### The task
Restate the records below word for word.
-- Entries shown start --
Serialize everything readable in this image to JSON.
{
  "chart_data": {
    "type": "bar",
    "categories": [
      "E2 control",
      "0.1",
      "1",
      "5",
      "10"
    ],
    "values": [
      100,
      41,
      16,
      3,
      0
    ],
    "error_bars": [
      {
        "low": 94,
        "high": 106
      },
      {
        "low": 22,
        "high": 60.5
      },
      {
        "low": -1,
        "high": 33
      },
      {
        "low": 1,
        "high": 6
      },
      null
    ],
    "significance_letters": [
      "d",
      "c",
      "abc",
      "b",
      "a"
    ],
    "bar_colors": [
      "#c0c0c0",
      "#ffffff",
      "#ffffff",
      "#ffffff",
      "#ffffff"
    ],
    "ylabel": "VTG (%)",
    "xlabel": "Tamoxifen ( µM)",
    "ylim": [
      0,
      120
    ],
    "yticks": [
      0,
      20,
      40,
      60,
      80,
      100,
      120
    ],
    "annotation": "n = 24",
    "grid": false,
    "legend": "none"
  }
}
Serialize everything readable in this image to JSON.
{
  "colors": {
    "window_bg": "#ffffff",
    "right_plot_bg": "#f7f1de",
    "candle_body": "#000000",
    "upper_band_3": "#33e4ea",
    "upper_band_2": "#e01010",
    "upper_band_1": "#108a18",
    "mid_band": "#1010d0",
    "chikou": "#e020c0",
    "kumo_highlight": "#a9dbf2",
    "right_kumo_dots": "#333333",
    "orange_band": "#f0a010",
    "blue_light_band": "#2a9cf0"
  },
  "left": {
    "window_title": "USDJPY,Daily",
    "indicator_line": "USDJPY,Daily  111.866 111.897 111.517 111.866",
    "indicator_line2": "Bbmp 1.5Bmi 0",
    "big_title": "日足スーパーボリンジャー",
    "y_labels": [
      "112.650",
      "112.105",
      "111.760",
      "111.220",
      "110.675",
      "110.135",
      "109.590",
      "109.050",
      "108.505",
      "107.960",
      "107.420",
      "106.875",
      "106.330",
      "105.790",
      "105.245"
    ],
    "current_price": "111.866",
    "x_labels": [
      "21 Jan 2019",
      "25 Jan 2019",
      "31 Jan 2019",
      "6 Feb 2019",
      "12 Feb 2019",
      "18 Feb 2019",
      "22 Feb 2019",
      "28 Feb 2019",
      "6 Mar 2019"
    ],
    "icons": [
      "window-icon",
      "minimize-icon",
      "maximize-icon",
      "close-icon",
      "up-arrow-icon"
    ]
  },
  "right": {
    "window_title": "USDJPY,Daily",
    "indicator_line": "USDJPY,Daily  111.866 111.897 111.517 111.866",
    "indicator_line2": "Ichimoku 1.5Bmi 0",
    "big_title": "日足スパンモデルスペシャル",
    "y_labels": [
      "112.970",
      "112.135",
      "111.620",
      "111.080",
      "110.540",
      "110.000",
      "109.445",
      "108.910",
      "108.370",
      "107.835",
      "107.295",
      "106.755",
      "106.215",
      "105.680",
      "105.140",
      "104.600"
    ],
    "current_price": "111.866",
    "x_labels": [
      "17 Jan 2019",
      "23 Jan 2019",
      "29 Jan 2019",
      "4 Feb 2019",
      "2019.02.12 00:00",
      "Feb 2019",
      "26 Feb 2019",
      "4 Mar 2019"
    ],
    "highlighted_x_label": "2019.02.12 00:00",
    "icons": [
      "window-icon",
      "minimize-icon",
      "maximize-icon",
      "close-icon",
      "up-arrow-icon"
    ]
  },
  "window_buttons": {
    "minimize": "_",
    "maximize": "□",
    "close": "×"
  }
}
-- Entries shown end --
### Output of the exercise
Serialize everything readable in this image to JSON.
{
  "chart_data": {
    "type": "bar",
    "categories": [
      "E2 control",
      "0.1",
      "1",
      "5",
      "10"
    ],
    "values": [
      100,
      41,
      16,
      3,
      0
    ],
    "error_bars": [
      {
        "low": 94,
        "high": 106
      },
      {
        "low": 22,
        "high": 60.5
      },
      {
        "low": -1,
        "high": 33
      },
      {
        "low": 1,
        "high": 6
      },
      null
    ],
    "significance_letters": [
      "d",
      "c",
      "abc",
      "b",
      "a"
    ],
    "bar_colors": [
      "#c0c0c0",
      "#ffffff",
      "#ffffff",
      "#ffffff",
      "#ffffff"
    ],
    "ylabel": "VTG (%)",
    "xlabel": "Tamoxifen ( µM)",
    "ylim": [
      0,
      120
    ],
    "yticks": [
      0,
      20,
      40,
      60,
      80,
      100,
      120
    ],
    "annotation": "n = 24",
    "grid": false,
    "legend": "none"
  }
}
Serialize everything readable in this image to JSON.
{
  "colors": {
    "window_bg": "#ffffff",
    "right_plot_bg": "#f7f1de",
    "candle_body": "#000000",
    "upper_band_3": "#33e4ea",
    "upper_band_2": "#e01010",
    "upper_band_1": "#108a18",
    "mid_band": "#1010d0",
    "chikou": "#e020c0",
    "kumo_highlight": "#a9dbf2",
    "right_kumo_dots": "#333333",
    "orange_band": "#f0a010",
    "blue_light_band": "#2a9cf0"
  },
  "left": {
    "window_title": "USDJPY,Daily",
    "indicator_line": "USDJPY,Daily  111.866 111.897 111.517 111.866",
    "indicator_line2": "Bbmp 1.5Bmi 0",
    "big_title": "日足スーパーボリンジャー",
    "y_labels": [
      "112.650",
      "112.105",
      "111.760",
      "111.220",
      "110.675",
      "110.135",
      "109.590",
      "109.050",
      "108.505",
      "107.960",
      "107.420",
      "106.875",
      "106.330",
      "105.790",
      "105.245"
    ],
    "current_price": "111.866",
    "x_labels": [
      "21 Jan 2019",
      "25 Jan 2019",
      "31 Jan 2019",
      "6 Feb 2019",
      "12 Feb 2019",
      "18 Feb 2019",
      "22 Feb 2019",
      "28 Feb 2019",
      "6 Mar 2019"
    ],
    "icons": [
      "window-icon",
      "minimize-icon",
      "maximize-icon",
      "close-icon",
      "up-arrow-icon"
    ]
  },
  "right": {
    "window_title": "USDJPY,Daily",
    "indicator_line": "USDJPY,Daily  111.866 111.897 111.517 111.866",
    "indicator_line2": "Ichimoku 1.5Bmi 0",
    "big_title": "日足スパンモデルスペシャル",
    "y_labels": [
      "112.970",
      "112.135",
      "111.620",
      "111.080",
      "110.540",
      "110.000",
      "109.445",
      "108.910",
      "108.370",
      "107.835",
      "107.295",
      "106.755",
      "106.215",
      "105.680",
      "105.140",
      "104.600"
    ],
    "current_price": "111.866",
    "x_labels": [
      "17 Jan 2019",
      "23 Jan 2019",
      "29 Jan 2019",
      "4 Feb 2019",
      "2019.02.12 00:00",
      "Feb 2019",
      "26 Feb 2019",
      "4 Mar 2019"
    ],
    "highlighted_x_label": "2019.02.12 00:00",
    "icons": [
      "window-icon",
      "minimize-icon",
      "maximize-icon",
      "close-icon",
      "up-arrow-icon"
    ]
  },
  "window_buttons": {
    "minimize": "_",
    "maximize": "□",
    "close": "×"
  }
}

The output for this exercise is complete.